== To be done ==
Return a copy of every line in the records that includes the word "icon".

== Material ==
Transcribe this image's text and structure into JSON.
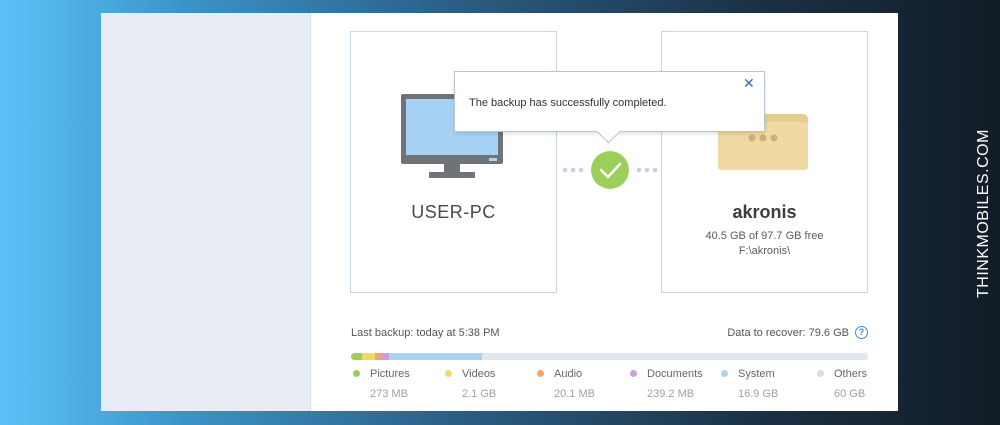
{
  "source": {
    "name": "USER-PC",
    "icon": "monitor-icon"
  },
  "destination": {
    "name": "akronis",
    "space": "40.5 GB of 97.7 GB free",
    "path": "F:\\akronis\\",
    "icon": "folder-icon"
  },
  "notification": {
    "message": "The backup has successfully completed.",
    "close_icon": "close-icon"
  },
  "status": {
    "last_backup": "Last backup: today at 5:38 PM",
    "data_to_recover": "Data to recover: 79.6 GB"
  },
  "categories": [
    {
      "label": "Pictures",
      "size": "273 MB",
      "color": "#9ccf5a"
    },
    {
      "label": "Videos",
      "size": "2.1 GB",
      "color": "#f2d96a"
    },
    {
      "label": "Audio",
      "size": "20.1 MB",
      "color": "#f2a66a"
    },
    {
      "label": "Documents",
      "size": "239.2 MB",
      "color": "#c8a0e0"
    },
    {
      "label": "System",
      "size": "16.9 GB",
      "color": "#a9d3f3"
    },
    {
      "label": "Others",
      "size": "60 GB",
      "color": "#dcdcdc"
    }
  ],
  "watermark": "THINKMOBILES.COM",
  "colors": {
    "accent": "#2e6fb7",
    "success": "#9ccf5a",
    "card_border": "#c9d6e6"
  }
}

== Final result ==
    "icon": "monitor-icon"
    "icon": "folder-icon"
    "close_icon": "close-icon"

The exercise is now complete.